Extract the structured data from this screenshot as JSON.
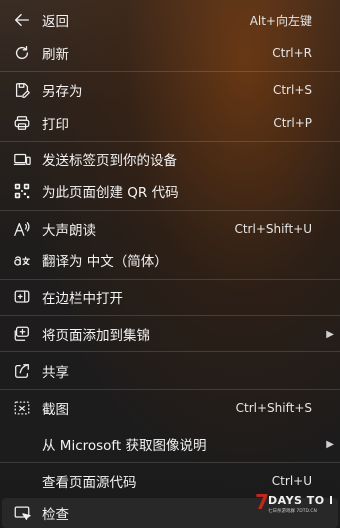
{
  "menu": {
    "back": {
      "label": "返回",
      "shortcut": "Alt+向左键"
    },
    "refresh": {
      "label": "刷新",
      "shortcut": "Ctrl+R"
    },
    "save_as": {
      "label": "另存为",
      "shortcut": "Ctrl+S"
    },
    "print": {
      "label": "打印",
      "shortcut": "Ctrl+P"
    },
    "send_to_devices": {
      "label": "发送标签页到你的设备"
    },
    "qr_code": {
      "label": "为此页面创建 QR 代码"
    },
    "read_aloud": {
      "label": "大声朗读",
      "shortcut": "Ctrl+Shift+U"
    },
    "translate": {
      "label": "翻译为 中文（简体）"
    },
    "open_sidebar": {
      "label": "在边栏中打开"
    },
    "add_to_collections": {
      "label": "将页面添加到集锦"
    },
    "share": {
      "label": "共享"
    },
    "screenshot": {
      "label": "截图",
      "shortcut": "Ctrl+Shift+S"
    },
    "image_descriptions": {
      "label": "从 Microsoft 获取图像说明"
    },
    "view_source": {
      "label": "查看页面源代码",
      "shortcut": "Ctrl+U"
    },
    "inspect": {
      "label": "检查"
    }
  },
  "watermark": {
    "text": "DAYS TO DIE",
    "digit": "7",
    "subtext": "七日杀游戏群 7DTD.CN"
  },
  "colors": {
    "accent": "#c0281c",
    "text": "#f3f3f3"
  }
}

* TASK TO COMPLETE:
Reproduce every record word for word. The copy must contain no pictures.

* SOLVED EXERCISE:
Extract the structured data from this screenshot as JSON.
{
  "menu": {
    "back": {
      "label": "返回",
      "shortcut": "Alt+向左键"
    },
    "refresh": {
      "label": "刷新",
      "shortcut": "Ctrl+R"
    },
    "save_as": {
      "label": "另存为",
      "shortcut": "Ctrl+S"
    },
    "print": {
      "label": "打印",
      "shortcut": "Ctrl+P"
    },
    "send_to_devices": {
      "label": "发送标签页到你的设备"
    },
    "qr_code": {
      "label": "为此页面创建 QR 代码"
    },
    "read_aloud": {
      "label": "大声朗读",
      "shortcut": "Ctrl+Shift+U"
    },
    "translate": {
      "label": "翻译为 中文（简体）"
    },
    "open_sidebar": {
      "label": "在边栏中打开"
    },
    "add_to_collections": {
      "label": "将页面添加到集锦"
    },
    "share": {
      "label": "共享"
    },
    "screenshot": {
      "label": "截图",
      "shortcut": "Ctrl+Shift+S"
    },
    "image_descriptions": {
      "label": "从 Microsoft 获取图像说明"
    },
    "view_source": {
      "label": "查看页面源代码",
      "shortcut": "Ctrl+U"
    },
    "inspect": {
      "label": "检查"
    }
  },
  "watermark": {
    "text": "DAYS TO DIE",
    "digit": "7",
    "subtext": "七日杀游戏群 7DTD.CN"
  },
  "colors": {
    "accent": "#c0281c",
    "text": "#f3f3f3"
  }
}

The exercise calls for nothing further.